Required work
Copy every line of the data that contains the string "headline".

-- START OF Data in this exercise --

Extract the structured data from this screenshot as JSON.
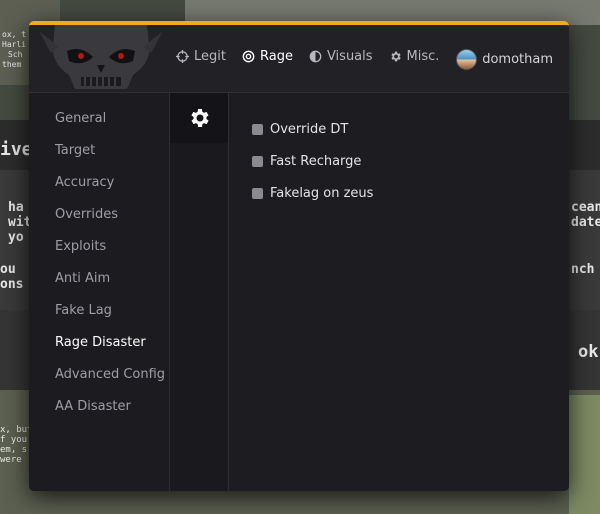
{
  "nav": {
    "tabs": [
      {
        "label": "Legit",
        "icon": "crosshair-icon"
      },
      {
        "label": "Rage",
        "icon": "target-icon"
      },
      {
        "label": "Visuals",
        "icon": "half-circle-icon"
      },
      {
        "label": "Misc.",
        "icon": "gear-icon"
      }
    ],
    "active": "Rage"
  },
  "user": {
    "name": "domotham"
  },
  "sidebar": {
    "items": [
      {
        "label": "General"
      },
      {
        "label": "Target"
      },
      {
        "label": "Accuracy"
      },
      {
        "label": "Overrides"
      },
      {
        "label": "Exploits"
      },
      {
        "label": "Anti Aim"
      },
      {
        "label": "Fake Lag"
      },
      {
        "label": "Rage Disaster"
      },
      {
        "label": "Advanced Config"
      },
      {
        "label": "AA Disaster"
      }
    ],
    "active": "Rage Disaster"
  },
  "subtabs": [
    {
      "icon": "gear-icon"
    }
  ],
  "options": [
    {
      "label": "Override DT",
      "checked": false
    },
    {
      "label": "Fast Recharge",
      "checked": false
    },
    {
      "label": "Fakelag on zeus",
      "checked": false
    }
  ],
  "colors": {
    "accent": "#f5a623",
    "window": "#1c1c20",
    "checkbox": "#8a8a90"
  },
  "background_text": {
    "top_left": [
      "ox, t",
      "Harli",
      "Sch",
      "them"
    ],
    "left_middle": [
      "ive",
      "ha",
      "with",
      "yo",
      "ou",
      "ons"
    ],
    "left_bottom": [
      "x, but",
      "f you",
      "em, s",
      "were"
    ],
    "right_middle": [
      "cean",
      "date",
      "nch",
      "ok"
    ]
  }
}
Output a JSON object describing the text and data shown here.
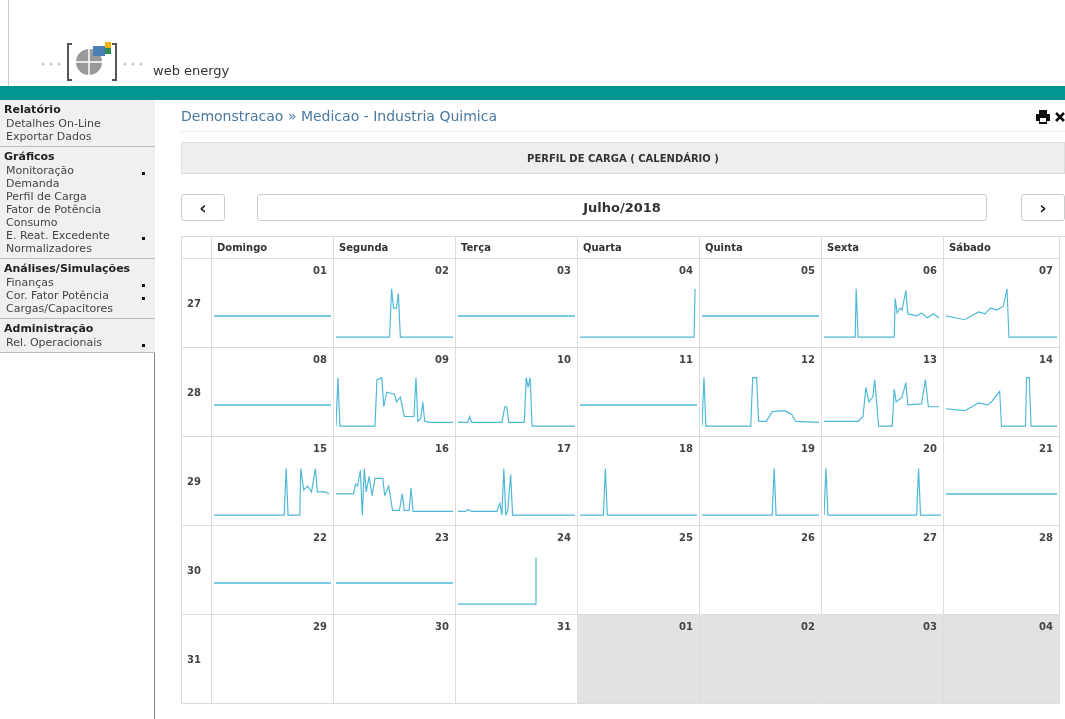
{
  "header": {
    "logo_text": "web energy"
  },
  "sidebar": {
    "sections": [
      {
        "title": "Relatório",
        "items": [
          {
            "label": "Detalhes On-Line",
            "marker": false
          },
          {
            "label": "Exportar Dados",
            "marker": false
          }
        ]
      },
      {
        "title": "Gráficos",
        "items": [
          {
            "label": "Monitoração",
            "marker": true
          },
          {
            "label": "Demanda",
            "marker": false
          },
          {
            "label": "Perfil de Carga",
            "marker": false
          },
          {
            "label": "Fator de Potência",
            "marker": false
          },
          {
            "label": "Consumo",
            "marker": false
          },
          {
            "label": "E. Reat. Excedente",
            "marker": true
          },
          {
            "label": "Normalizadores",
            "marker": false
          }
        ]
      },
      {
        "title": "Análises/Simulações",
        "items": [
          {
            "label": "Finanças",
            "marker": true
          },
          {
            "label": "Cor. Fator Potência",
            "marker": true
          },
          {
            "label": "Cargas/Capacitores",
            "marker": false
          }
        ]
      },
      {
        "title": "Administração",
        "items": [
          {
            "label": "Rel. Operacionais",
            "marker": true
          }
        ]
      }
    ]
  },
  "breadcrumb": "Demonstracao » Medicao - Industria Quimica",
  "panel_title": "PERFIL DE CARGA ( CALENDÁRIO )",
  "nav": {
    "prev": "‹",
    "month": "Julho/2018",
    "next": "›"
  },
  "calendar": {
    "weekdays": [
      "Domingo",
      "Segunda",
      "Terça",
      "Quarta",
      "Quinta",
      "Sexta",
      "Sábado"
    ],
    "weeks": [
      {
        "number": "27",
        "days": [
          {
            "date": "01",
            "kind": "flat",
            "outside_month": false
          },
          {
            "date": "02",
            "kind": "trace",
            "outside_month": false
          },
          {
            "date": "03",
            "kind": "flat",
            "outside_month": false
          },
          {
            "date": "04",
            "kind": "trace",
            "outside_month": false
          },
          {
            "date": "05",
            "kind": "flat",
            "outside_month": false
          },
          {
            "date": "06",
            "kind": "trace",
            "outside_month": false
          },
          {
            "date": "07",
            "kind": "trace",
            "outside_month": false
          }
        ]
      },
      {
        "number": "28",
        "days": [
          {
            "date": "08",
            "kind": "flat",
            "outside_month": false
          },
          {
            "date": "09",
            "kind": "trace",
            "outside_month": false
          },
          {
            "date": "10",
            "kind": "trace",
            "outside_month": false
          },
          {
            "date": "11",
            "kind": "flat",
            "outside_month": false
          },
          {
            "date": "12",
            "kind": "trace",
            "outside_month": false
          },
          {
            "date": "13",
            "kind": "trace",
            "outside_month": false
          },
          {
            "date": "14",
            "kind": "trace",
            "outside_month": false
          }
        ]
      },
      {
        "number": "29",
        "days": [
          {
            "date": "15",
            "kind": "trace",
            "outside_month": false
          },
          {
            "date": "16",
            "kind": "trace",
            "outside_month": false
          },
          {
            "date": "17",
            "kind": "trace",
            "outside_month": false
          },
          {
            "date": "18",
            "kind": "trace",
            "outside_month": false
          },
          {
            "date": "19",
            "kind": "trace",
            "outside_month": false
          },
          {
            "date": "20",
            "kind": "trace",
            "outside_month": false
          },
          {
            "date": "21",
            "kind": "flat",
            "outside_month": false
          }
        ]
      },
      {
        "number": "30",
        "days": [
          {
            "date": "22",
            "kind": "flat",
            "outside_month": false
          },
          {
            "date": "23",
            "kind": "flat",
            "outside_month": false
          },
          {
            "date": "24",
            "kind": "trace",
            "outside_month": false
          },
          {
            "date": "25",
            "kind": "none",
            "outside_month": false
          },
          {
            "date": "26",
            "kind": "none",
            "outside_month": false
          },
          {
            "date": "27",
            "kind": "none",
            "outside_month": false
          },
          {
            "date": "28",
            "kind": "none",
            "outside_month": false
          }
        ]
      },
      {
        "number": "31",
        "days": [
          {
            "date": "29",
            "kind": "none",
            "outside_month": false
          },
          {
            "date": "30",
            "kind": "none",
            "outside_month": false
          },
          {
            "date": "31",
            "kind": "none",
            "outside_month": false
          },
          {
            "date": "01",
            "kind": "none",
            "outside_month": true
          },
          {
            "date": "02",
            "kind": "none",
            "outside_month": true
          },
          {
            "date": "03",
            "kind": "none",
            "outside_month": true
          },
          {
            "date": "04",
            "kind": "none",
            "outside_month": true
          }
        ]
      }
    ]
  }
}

-- END OF Data in this exercise --
-- START OF Data in this exercise --

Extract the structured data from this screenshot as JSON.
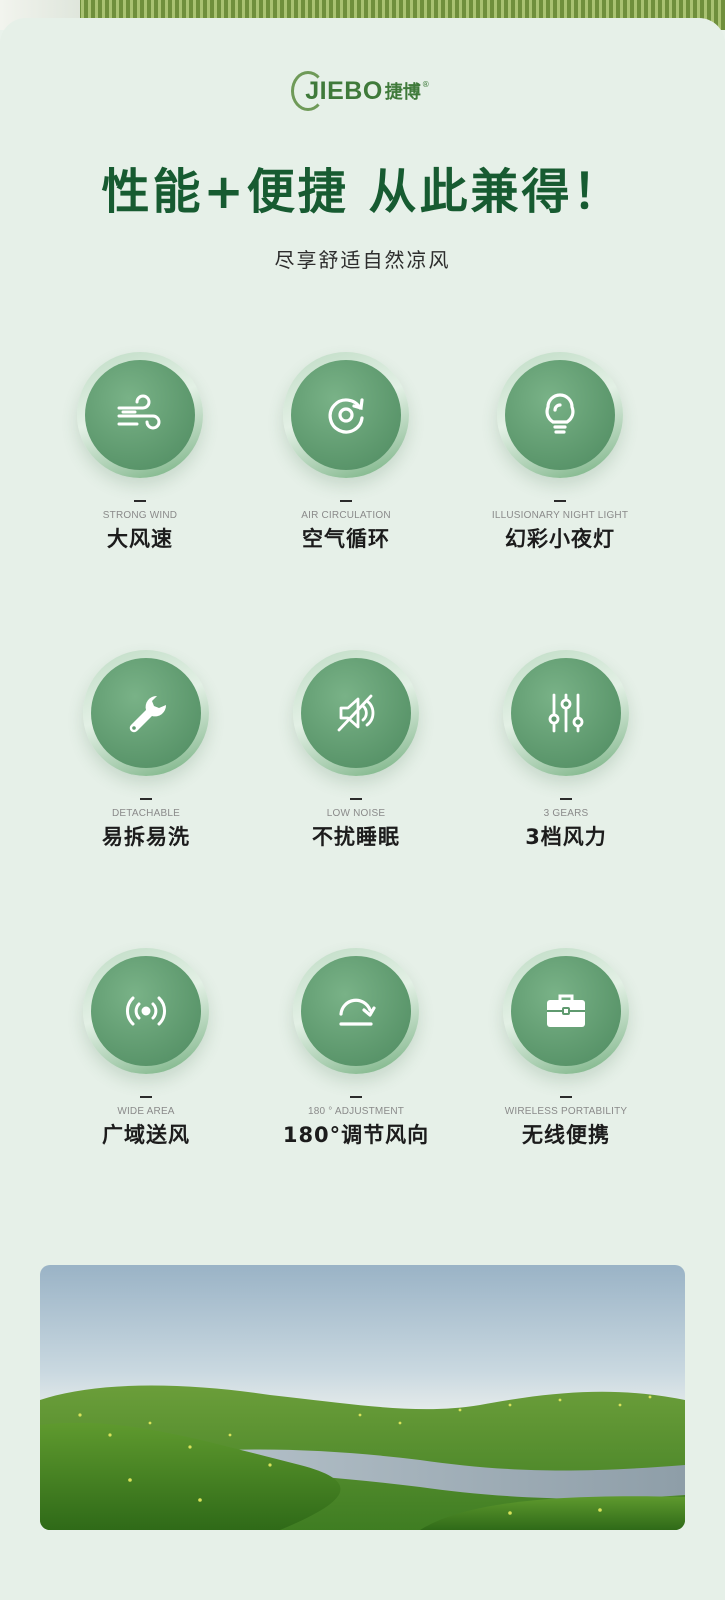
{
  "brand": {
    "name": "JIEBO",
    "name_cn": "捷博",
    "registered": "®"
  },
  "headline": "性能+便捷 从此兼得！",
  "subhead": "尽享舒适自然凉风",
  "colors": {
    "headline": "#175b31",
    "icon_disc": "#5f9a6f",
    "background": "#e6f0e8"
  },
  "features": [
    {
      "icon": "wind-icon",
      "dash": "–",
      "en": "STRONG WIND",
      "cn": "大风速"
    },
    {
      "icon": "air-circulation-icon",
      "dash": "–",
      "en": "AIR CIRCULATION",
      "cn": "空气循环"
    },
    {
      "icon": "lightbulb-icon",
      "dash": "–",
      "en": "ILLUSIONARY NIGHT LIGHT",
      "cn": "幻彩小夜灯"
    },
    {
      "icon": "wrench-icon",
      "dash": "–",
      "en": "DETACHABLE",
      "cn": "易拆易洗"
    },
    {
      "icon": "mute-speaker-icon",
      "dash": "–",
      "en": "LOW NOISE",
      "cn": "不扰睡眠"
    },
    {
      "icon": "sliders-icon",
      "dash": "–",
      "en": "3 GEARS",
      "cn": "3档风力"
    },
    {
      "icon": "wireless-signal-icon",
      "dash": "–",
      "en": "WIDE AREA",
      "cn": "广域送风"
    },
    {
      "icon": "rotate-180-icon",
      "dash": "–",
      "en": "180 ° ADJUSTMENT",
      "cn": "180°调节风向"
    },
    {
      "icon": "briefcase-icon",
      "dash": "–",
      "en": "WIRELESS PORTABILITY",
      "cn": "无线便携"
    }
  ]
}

-- END OF Data in this exercise --

Answer
  "headline": "性能+便捷 从此兼得！",
    "headline": "#175b31",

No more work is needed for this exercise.